** Goal **
Write every entry out again exactly, please, and skip the pictures.

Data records
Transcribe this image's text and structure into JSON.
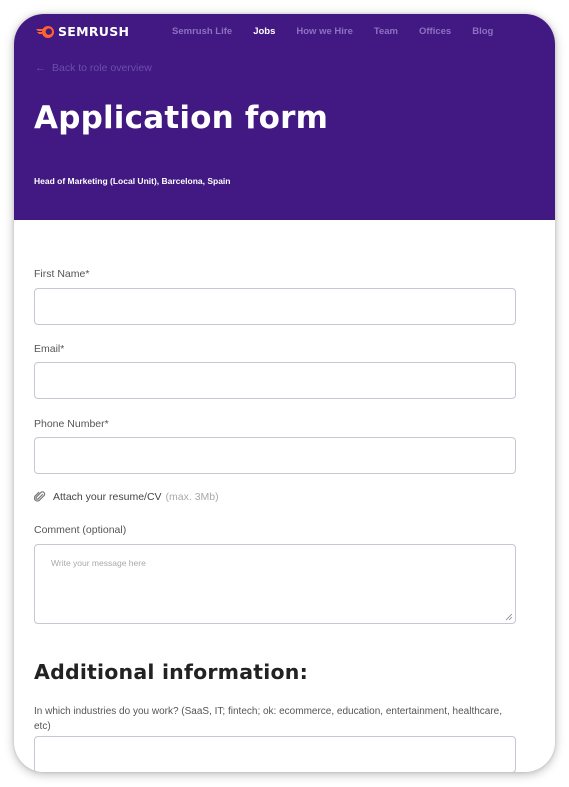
{
  "brand": {
    "name": "SEMRUSH",
    "logo_color": "#ff642d",
    "hero_color": "#421983"
  },
  "nav": {
    "items": [
      {
        "label": "Semrush Life",
        "active": false
      },
      {
        "label": "Jobs",
        "active": true
      },
      {
        "label": "How we Hire",
        "active": false
      },
      {
        "label": "Team",
        "active": false
      },
      {
        "label": "Offices",
        "active": false
      },
      {
        "label": "Blog",
        "active": false
      }
    ]
  },
  "hero": {
    "back_link": "Back to role overview",
    "back_icon": "arrow-left-icon",
    "title": "Application form",
    "subtitle": "Head of Marketing (Local Unit), Barcelona, Spain"
  },
  "form": {
    "first_name": {
      "label": "First Name*",
      "value": "",
      "placeholder": ""
    },
    "email": {
      "label": "Email*",
      "value": "",
      "placeholder": ""
    },
    "phone": {
      "label": "Phone Number*",
      "value": "",
      "placeholder": ""
    },
    "attach": {
      "icon": "paperclip-icon",
      "label": "Attach your resume/CV",
      "hint": "(max. 3Mb)"
    },
    "comment": {
      "label": "Comment (optional)",
      "value": "",
      "placeholder": "Write your message here"
    }
  },
  "additional": {
    "heading": "Additional information:",
    "industries": {
      "label": "In which industries do you work? (SaaS, IT; fintech; ok: ecommerce, education, entertainment, healthcare, etc)",
      "value": ""
    }
  }
}
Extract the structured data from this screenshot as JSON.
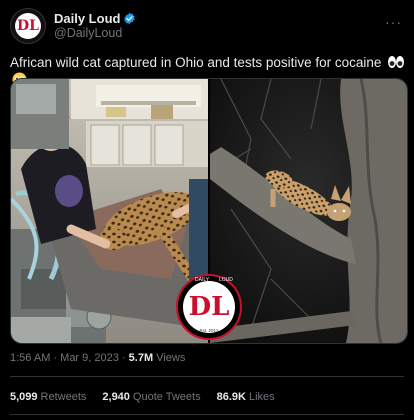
{
  "author": {
    "display_name": "Daily Loud",
    "handle": "@DailyLoud",
    "avatar_text": "DL",
    "verified": true
  },
  "tweet": {
    "text": "African wild cat captured in Ohio and tests positive for cocaine",
    "emoji": [
      "eyes",
      "flushed-face"
    ]
  },
  "media": {
    "watermark": {
      "top_text": "DAILY",
      "right_text": "LOUD",
      "mark": "DL",
      "bottom_text": "Est. 2012"
    }
  },
  "meta": {
    "time": "1:56 AM",
    "sep1": "·",
    "date": "Mar 9, 2023",
    "sep2": "·",
    "views_count": "5.7M",
    "views_label": "Views"
  },
  "stats": {
    "retweets_count": "5,099",
    "retweets_label": "Retweets",
    "quotes_count": "2,940",
    "quotes_label": "Quote Tweets",
    "likes_count": "86.9K",
    "likes_label": "Likes"
  },
  "colors": {
    "background": "#000000",
    "text": "#e7e9ea",
    "muted": "#71767b",
    "verified": "#1d9bf0",
    "brand_red": "#c8102e"
  }
}
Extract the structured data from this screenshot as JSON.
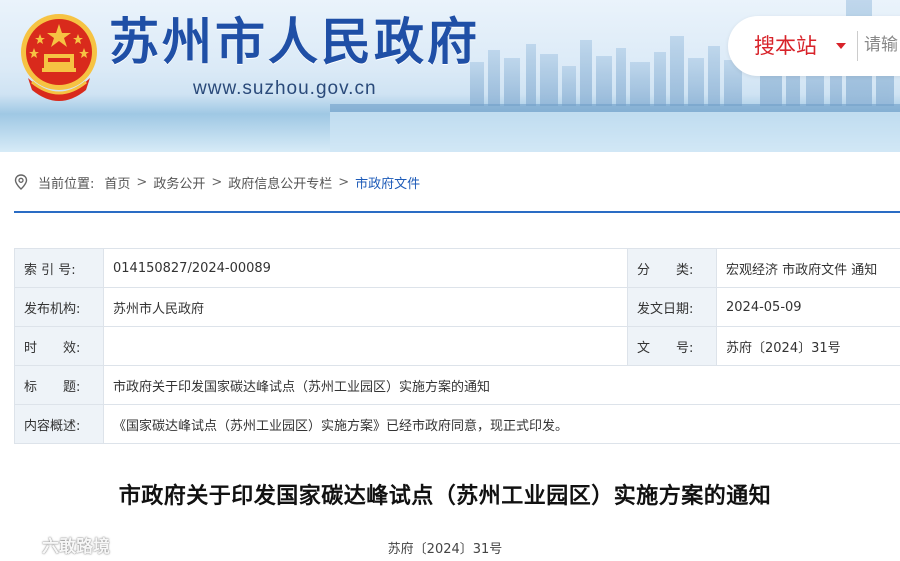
{
  "header": {
    "site_title": "苏州市人民政府",
    "site_url": "www.suzhou.gov.cn",
    "search_scope": "搜本站",
    "search_placeholder": "请输",
    "emblem_icon": "national-emblem-icon",
    "colors": {
      "title": "#1f4fa6",
      "search_scope": "#d8232a"
    }
  },
  "breadcrumb": {
    "label": "当前位置:",
    "icon": "location-pin-icon",
    "items": [
      "首页",
      "政务公开",
      "政府信息公开专栏",
      "市政府文件"
    ],
    "separator": ">"
  },
  "info_table": {
    "rows": [
      {
        "k1": "索 引 号:",
        "v1": "014150827/2024-00089",
        "k2": "分　　类:",
        "v2": "宏观经济 市政府文件 通知"
      },
      {
        "k1": "发布机构:",
        "v1": "苏州市人民政府",
        "k2": "发文日期:",
        "v2": "2024-05-09"
      },
      {
        "k1": "时　　效:",
        "v1": "",
        "k2": "文　　号:",
        "v2": "苏府〔2024〕31号"
      }
    ],
    "title_row": {
      "k": "标　　题:",
      "v": "市政府关于印发国家碳达峰试点（苏州工业园区）实施方案的通知"
    },
    "summary_row": {
      "k": "内容概述:",
      "v": "《国家碳达峰试点（苏州工业园区）实施方案》已经市政府同意，现正式印发。"
    }
  },
  "article": {
    "title": "市政府关于印发国家碳达峰试点（苏州工业园区）实施方案的通知",
    "doc_number": "苏府〔2024〕31号"
  },
  "watermark": {
    "text": "六敢路境"
  }
}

** Response to this exercise **
Transcribe this image's text and structure into JSON.
{
  "brand": {
    "name": "SEMRUSH",
    "logo_color": "#ff642d",
    "hero_color": "#421983"
  },
  "nav": {
    "items": [
      {
        "label": "Semrush Life",
        "active": false
      },
      {
        "label": "Jobs",
        "active": true
      },
      {
        "label": "How we Hire",
        "active": false
      },
      {
        "label": "Team",
        "active": false
      },
      {
        "label": "Offices",
        "active": false
      },
      {
        "label": "Blog",
        "active": false
      }
    ]
  },
  "hero": {
    "back_link": "Back to role overview",
    "back_icon": "arrow-left-icon",
    "title": "Application form",
    "subtitle": "Head of Marketing (Local Unit), Barcelona, Spain"
  },
  "form": {
    "first_name": {
      "label": "First Name*",
      "value": "",
      "placeholder": ""
    },
    "email": {
      "label": "Email*",
      "value": "",
      "placeholder": ""
    },
    "phone": {
      "label": "Phone Number*",
      "value": "",
      "placeholder": ""
    },
    "attach": {
      "icon": "paperclip-icon",
      "label": "Attach your resume/CV",
      "hint": "(max. 3Mb)"
    },
    "comment": {
      "label": "Comment (optional)",
      "value": "",
      "placeholder": "Write your message here"
    }
  },
  "additional": {
    "heading": "Additional information:",
    "industries": {
      "label": "In which industries do you work? (SaaS, IT; fintech; ok: ecommerce, education, entertainment, healthcare, etc)",
      "value": ""
    }
  }
}
Extract the structured data from this screenshot as JSON.
{
  "author": {
    "display_name": "Daily Loud",
    "handle": "@DailyLoud",
    "avatar_text": "DL",
    "verified": true
  },
  "tweet": {
    "text": "African wild cat captured in Ohio and tests positive for cocaine",
    "emoji": [
      "eyes",
      "flushed-face"
    ]
  },
  "media": {
    "watermark": {
      "top_text": "DAILY",
      "right_text": "LOUD",
      "mark": "DL",
      "bottom_text": "Est. 2012"
    }
  },
  "meta": {
    "time": "1:56 AM",
    "sep1": "·",
    "date": "Mar 9, 2023",
    "sep2": "·",
    "views_count": "5.7M",
    "views_label": "Views"
  },
  "stats": {
    "retweets_count": "5,099",
    "retweets_label": "Retweets",
    "quotes_count": "2,940",
    "quotes_label": "Quote Tweets",
    "likes_count": "86.9K",
    "likes_label": "Likes"
  },
  "colors": {
    "background": "#000000",
    "text": "#e7e9ea",
    "muted": "#71767b",
    "verified": "#1d9bf0",
    "brand_red": "#c8102e"
  }
}
Extract the structured data from this screenshot as JSON.
{
  "header": {
    "site_title": "苏州市人民政府",
    "site_url": "www.suzhou.gov.cn",
    "search_scope": "搜本站",
    "search_placeholder": "请输",
    "emblem_icon": "national-emblem-icon",
    "colors": {
      "title": "#1f4fa6",
      "search_scope": "#d8232a"
    }
  },
  "breadcrumb": {
    "label": "当前位置:",
    "icon": "location-pin-icon",
    "items": [
      "首页",
      "政务公开",
      "政府信息公开专栏",
      "市政府文件"
    ],
    "separator": ">"
  },
  "info_table": {
    "rows": [
      {
        "k1": "索 引 号:",
        "v1": "014150827/2024-00089",
        "k2": "分　　类:",
        "v2": "宏观经济 市政府文件 通知"
      },
      {
        "k1": "发布机构:",
        "v1": "苏州市人民政府",
        "k2": "发文日期:",
        "v2": "2024-05-09"
      },
      {
        "k1": "时　　效:",
        "v1": "",
        "k2": "文　　号:",
        "v2": "苏府〔2024〕31号"
      }
    ],
    "title_row": {
      "k": "标　　题:",
      "v": "市政府关于印发国家碳达峰试点（苏州工业园区）实施方案的通知"
    },
    "summary_row": {
      "k": "内容概述:",
      "v": "《国家碳达峰试点（苏州工业园区）实施方案》已经市政府同意，现正式印发。"
    }
  },
  "article": {
    "title": "市政府关于印发国家碳达峰试点（苏州工业园区）实施方案的通知",
    "doc_number": "苏府〔2024〕31号"
  },
  "watermark": {
    "text": "六敢路境"
  }
}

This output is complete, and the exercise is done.